— WHAT IS BEING ASKED —
Select and copy out every line in the records containing "Padano".
((
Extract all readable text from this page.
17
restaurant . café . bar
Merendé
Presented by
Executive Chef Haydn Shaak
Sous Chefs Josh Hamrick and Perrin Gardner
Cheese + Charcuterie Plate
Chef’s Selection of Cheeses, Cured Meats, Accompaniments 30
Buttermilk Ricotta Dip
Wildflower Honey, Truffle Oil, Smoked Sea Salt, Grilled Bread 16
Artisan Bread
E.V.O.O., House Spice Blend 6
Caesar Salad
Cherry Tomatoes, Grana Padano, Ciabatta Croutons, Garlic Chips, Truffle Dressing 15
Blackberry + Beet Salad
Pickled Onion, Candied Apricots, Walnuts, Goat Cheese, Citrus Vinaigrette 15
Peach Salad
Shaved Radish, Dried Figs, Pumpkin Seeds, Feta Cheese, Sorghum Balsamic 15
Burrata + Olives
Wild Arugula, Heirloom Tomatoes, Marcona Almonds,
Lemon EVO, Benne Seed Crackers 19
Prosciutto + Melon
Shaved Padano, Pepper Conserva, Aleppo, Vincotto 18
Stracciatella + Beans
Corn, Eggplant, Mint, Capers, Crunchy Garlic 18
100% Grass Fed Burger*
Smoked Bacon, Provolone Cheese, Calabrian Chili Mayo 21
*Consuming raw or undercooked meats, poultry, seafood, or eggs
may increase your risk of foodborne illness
))
— EXERCISE RESULT —
Cherry Tomatoes, Grana Padano, Ciabatta Croutons, Garlic Chips, Truffle Dressing 15
Shaved Padano, Pepper Conserva, Aleppo, Vincotto 18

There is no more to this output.